[WHAT YOU WILL DO] The lines to be copied run from the one containing "Extract the structured" to the end of the material below; reproduce them exactly, including both ends, and nothing more.

(Records from a collection)
########################################

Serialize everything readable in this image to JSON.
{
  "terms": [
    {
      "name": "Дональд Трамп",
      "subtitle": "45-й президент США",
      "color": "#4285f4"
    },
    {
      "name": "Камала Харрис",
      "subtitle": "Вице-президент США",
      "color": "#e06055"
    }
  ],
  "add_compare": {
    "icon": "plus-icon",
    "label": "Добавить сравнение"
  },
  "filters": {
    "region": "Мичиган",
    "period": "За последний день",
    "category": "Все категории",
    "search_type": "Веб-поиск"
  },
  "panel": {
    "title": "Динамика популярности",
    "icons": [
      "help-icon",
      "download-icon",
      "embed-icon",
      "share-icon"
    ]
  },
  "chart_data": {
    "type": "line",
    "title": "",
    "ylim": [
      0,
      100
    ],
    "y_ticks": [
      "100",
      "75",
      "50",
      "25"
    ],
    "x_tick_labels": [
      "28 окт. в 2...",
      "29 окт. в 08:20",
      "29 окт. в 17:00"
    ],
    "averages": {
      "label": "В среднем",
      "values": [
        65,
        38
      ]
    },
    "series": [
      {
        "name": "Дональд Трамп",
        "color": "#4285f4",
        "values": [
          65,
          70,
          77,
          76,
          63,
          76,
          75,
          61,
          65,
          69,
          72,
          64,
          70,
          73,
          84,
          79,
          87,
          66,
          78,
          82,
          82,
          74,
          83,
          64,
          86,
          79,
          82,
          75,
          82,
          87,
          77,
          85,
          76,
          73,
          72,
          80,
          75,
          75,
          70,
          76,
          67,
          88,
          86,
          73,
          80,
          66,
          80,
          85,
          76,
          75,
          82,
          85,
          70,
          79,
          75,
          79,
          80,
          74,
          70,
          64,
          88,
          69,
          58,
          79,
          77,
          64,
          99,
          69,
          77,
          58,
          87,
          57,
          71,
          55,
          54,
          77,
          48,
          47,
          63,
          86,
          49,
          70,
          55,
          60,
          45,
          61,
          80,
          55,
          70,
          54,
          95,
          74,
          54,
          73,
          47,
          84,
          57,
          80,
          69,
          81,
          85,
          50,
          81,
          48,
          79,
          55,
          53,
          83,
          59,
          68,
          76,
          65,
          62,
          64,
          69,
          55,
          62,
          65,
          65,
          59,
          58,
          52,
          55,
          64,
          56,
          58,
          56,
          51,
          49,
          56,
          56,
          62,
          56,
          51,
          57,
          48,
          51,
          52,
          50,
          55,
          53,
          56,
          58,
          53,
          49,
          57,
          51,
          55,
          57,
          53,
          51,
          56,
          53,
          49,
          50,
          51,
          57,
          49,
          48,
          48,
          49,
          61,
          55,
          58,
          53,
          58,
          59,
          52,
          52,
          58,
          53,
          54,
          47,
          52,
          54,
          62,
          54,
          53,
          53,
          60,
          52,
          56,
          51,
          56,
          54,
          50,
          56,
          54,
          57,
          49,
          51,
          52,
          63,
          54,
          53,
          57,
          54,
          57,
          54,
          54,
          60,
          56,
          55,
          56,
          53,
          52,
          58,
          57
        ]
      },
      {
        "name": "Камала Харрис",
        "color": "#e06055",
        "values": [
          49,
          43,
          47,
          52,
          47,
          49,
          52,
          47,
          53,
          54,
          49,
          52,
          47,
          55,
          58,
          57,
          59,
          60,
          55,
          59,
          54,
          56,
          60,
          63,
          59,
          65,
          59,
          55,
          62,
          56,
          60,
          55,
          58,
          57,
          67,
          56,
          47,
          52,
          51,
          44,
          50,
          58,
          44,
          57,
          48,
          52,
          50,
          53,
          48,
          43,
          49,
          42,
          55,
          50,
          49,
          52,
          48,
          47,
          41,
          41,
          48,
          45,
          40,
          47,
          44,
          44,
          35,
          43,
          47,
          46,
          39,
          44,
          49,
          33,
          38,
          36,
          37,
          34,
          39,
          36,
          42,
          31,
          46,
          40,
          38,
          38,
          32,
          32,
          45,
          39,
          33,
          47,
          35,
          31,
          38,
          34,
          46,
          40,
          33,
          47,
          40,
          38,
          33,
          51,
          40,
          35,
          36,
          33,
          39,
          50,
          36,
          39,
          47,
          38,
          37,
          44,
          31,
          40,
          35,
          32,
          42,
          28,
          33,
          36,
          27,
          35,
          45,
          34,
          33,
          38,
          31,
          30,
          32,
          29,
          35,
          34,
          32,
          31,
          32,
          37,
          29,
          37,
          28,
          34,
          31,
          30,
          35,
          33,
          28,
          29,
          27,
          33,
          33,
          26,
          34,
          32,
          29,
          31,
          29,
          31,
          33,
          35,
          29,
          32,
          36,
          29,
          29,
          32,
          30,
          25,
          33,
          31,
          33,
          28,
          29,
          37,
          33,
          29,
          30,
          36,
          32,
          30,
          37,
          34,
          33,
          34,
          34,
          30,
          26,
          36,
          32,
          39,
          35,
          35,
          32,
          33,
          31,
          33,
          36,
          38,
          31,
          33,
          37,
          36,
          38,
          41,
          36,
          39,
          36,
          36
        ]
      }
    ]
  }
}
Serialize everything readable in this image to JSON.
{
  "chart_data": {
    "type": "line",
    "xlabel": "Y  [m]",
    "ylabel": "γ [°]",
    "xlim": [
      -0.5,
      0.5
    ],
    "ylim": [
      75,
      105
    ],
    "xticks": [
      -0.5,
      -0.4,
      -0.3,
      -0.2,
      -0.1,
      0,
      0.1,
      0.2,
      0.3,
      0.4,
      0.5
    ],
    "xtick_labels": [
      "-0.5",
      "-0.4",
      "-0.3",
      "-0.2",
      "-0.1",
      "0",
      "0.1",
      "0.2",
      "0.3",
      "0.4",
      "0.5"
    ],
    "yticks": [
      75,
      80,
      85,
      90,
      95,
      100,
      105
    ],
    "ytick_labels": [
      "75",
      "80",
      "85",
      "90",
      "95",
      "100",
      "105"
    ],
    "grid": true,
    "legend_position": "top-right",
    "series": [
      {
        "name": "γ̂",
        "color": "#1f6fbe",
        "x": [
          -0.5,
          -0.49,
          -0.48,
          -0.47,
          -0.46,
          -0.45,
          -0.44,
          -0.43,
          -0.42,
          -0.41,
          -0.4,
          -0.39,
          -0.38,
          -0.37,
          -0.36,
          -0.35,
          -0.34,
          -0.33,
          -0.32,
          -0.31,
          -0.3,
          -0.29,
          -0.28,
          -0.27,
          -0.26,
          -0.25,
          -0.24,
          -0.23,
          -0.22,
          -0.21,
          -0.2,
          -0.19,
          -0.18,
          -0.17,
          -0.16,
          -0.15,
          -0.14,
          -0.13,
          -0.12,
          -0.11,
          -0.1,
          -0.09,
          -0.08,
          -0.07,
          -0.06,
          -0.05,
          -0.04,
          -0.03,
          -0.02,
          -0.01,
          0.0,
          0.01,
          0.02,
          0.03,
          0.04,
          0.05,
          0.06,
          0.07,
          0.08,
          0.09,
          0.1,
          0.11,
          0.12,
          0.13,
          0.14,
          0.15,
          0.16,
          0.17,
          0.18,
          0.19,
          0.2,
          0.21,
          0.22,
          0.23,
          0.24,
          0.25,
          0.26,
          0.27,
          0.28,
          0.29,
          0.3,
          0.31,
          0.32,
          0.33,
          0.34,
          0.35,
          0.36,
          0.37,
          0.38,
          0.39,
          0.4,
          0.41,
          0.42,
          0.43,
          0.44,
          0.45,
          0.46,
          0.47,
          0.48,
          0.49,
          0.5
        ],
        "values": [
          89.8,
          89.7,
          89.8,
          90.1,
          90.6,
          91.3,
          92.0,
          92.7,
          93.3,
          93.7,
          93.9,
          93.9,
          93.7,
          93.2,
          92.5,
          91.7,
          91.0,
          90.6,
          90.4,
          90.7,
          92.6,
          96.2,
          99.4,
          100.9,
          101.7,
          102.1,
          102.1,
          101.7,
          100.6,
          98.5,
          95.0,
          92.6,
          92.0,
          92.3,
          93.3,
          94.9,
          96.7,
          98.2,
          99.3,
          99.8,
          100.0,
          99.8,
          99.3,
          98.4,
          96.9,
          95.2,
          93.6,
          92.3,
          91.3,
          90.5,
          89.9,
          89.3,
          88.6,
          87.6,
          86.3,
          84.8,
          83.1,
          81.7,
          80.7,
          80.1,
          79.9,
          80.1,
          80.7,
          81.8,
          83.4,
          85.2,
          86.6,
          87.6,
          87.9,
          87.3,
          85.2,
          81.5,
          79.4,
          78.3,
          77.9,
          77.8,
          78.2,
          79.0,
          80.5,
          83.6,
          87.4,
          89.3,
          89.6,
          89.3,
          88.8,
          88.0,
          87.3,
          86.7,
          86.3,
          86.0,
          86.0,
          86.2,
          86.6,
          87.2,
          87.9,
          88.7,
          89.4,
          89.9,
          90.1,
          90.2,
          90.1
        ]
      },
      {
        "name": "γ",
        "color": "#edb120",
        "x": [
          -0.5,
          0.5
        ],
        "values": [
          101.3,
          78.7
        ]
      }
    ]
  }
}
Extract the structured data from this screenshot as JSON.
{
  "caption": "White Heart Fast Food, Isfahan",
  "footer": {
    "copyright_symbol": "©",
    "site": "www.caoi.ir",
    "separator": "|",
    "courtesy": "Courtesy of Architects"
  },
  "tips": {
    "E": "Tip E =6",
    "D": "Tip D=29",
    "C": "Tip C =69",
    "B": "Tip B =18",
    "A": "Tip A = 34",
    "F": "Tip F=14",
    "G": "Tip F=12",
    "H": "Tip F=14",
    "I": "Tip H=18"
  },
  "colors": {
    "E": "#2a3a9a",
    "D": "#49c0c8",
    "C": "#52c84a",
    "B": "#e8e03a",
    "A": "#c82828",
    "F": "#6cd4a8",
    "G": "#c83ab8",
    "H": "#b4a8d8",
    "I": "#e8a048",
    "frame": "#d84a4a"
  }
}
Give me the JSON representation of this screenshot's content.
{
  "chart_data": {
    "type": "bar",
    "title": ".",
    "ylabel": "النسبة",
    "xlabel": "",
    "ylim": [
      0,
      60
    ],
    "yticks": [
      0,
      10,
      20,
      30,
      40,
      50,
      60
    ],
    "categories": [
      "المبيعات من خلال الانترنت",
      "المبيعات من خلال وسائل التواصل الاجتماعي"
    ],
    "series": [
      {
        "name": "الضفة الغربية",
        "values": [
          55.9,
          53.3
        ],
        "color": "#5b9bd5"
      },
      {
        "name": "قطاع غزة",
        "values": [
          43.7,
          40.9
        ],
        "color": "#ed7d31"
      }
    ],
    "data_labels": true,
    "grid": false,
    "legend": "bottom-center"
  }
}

########################################

[TASK RESPONSE]
Extract the structured data from this screenshot as JSON.
{
  "caption": "White Heart Fast Food, Isfahan",
  "footer": {
    "copyright_symbol": "©",
    "site": "www.caoi.ir",
    "separator": "|",
    "courtesy": "Courtesy of Architects"
  },
  "tips": {
    "E": "Tip E =6",
    "D": "Tip D=29",
    "C": "Tip C =69",
    "B": "Tip B =18",
    "A": "Tip A = 34",
    "F": "Tip F=14",
    "G": "Tip F=12",
    "H": "Tip F=14",
    "I": "Tip H=18"
  },
  "colors": {
    "E": "#2a3a9a",
    "D": "#49c0c8",
    "C": "#52c84a",
    "B": "#e8e03a",
    "A": "#c82828",
    "F": "#6cd4a8",
    "G": "#c83ab8",
    "H": "#b4a8d8",
    "I": "#e8a048",
    "frame": "#d84a4a"
  }
}
Give me the JSON representation of this screenshot's content.
{
  "chart_data": {
    "type": "bar",
    "title": ".",
    "ylabel": "النسبة",
    "xlabel": "",
    "ylim": [
      0,
      60
    ],
    "yticks": [
      0,
      10,
      20,
      30,
      40,
      50,
      60
    ],
    "categories": [
      "المبيعات من خلال الانترنت",
      "المبيعات من خلال وسائل التواصل الاجتماعي"
    ],
    "series": [
      {
        "name": "الضفة الغربية",
        "values": [
          55.9,
          53.3
        ],
        "color": "#5b9bd5"
      },
      {
        "name": "قطاع غزة",
        "values": [
          43.7,
          40.9
        ],
        "color": "#ed7d31"
      }
    ],
    "data_labels": true,
    "grid": false,
    "legend": "bottom-center"
  }
}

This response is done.